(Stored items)
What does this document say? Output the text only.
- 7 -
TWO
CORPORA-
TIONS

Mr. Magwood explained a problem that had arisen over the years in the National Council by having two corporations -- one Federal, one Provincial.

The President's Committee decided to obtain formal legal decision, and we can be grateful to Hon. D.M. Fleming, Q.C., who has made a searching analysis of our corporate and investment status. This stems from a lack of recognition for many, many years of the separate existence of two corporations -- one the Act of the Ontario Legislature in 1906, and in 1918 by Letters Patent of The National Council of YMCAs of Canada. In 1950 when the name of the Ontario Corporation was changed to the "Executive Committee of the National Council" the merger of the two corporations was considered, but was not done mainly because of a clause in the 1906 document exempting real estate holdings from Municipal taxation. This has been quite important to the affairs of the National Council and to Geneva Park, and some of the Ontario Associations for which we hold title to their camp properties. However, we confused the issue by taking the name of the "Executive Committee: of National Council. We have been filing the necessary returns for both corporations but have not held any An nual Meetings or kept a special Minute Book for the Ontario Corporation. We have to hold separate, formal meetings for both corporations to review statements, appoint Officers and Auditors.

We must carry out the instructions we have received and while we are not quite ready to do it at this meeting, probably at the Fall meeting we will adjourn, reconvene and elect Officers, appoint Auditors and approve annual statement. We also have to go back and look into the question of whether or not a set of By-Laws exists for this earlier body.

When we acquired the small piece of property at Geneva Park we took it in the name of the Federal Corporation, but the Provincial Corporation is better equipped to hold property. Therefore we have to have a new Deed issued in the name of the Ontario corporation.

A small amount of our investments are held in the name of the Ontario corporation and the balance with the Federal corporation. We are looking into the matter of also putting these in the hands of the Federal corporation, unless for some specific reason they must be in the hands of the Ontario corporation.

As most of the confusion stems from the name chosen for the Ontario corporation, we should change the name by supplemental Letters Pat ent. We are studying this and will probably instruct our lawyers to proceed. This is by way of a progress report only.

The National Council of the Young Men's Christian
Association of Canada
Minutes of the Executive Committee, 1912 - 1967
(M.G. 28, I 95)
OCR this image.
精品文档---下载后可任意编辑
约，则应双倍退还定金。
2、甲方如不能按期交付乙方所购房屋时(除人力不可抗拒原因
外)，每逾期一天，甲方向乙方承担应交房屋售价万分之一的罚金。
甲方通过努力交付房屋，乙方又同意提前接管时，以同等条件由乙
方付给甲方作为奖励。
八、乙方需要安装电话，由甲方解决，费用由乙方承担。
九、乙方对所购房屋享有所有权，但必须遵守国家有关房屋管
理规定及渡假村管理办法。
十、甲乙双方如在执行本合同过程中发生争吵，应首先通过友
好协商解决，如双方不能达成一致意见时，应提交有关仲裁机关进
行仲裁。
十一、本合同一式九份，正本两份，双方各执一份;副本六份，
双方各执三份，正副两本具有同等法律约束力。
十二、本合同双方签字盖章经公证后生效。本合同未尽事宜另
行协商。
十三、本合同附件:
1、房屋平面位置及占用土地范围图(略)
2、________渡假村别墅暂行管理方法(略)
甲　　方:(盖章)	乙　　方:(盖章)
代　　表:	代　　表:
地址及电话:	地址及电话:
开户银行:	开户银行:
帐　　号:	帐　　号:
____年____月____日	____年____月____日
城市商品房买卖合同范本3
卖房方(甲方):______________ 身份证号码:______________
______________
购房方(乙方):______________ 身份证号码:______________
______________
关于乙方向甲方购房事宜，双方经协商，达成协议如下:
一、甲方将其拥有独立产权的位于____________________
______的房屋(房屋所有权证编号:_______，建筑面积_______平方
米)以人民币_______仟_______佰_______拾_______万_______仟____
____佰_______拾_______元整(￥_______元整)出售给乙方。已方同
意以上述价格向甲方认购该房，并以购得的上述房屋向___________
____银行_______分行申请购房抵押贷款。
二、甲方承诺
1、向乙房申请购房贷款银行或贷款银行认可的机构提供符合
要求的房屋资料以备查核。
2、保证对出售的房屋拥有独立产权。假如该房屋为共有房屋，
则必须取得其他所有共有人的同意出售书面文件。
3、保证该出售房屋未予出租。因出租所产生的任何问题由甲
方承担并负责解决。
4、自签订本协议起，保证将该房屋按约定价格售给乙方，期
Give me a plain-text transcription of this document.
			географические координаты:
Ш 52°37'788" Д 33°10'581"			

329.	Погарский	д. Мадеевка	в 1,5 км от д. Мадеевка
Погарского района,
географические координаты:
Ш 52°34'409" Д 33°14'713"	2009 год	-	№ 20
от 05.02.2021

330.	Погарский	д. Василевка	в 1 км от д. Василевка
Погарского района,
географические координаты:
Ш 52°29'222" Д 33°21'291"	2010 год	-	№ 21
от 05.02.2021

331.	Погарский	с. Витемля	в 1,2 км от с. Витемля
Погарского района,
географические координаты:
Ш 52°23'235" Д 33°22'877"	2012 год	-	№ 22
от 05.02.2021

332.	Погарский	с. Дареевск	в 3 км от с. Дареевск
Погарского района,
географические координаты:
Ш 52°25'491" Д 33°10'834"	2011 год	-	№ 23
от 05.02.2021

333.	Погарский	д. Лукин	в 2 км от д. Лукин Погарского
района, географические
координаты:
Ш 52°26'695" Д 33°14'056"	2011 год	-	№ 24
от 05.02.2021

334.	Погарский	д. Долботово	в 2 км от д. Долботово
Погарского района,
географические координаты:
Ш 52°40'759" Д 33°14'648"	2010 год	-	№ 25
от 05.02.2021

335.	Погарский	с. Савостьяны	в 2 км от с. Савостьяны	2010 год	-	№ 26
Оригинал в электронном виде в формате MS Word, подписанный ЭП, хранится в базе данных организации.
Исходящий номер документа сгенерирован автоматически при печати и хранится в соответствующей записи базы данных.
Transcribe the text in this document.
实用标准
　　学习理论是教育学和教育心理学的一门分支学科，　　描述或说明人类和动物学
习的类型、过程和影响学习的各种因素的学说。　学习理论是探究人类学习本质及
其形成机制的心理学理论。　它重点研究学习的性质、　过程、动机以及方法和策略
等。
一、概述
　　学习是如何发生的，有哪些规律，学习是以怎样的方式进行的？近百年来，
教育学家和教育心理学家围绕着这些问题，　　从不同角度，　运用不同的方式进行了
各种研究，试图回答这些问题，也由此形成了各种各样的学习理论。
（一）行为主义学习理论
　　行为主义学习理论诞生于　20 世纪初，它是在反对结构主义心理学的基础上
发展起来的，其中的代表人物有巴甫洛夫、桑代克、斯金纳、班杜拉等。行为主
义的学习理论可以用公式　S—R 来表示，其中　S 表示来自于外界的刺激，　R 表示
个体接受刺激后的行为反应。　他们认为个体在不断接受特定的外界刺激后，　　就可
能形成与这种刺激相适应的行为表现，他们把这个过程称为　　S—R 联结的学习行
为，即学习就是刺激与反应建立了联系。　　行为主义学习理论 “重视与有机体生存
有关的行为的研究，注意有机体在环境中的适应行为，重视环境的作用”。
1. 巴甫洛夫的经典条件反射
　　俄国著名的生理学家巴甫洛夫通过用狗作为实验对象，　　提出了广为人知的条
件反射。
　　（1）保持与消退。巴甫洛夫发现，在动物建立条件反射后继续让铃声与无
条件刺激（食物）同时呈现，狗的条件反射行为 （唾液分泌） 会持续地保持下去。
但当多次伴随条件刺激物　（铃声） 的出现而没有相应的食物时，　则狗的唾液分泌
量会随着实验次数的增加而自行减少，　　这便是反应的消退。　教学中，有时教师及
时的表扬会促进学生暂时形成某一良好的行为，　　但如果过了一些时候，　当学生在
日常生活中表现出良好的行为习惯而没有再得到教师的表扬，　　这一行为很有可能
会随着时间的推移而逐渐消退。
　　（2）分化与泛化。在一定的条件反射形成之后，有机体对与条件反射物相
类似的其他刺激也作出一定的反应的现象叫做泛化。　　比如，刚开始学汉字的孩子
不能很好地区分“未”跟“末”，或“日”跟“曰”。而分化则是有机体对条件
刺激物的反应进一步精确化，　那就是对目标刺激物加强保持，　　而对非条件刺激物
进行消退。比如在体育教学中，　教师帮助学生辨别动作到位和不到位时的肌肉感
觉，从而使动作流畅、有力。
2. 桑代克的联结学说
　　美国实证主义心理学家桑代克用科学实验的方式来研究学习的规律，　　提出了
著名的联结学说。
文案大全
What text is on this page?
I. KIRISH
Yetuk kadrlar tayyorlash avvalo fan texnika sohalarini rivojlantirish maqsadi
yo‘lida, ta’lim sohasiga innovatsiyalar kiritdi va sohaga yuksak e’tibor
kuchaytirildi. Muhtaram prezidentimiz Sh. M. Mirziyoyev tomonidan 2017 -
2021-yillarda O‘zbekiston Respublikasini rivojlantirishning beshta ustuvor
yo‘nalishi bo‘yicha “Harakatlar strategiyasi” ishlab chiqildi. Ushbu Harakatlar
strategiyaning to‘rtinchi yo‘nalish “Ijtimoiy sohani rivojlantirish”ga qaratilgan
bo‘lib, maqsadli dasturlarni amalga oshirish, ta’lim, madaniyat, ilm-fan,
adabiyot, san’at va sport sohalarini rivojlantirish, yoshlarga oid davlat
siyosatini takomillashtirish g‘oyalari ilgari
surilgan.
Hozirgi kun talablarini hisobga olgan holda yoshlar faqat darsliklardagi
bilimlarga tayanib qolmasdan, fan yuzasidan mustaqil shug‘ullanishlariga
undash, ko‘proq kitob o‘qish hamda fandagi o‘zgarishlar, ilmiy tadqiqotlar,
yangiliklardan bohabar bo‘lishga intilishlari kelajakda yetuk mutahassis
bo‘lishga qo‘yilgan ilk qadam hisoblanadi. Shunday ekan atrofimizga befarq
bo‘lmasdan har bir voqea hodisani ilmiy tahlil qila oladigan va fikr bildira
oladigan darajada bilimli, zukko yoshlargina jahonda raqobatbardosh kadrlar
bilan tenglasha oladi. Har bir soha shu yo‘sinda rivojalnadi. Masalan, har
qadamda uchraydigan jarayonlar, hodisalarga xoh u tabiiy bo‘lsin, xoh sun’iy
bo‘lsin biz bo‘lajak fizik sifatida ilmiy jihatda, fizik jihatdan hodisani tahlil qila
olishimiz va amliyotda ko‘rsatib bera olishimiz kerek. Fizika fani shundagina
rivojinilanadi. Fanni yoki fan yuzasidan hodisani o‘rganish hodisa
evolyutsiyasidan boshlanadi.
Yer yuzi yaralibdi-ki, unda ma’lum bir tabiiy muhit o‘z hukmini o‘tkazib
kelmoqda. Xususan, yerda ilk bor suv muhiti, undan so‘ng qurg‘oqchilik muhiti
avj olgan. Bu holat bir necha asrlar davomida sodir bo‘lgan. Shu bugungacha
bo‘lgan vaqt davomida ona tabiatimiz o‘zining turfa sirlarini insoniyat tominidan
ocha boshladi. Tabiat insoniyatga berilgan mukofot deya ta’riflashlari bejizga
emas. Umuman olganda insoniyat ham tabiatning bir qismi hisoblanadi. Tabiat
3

YOUR INSTRUCTIONS:
Find every line with "lishga" in the listing and state how many there are, nothing else.

TASK SOLUTION:
2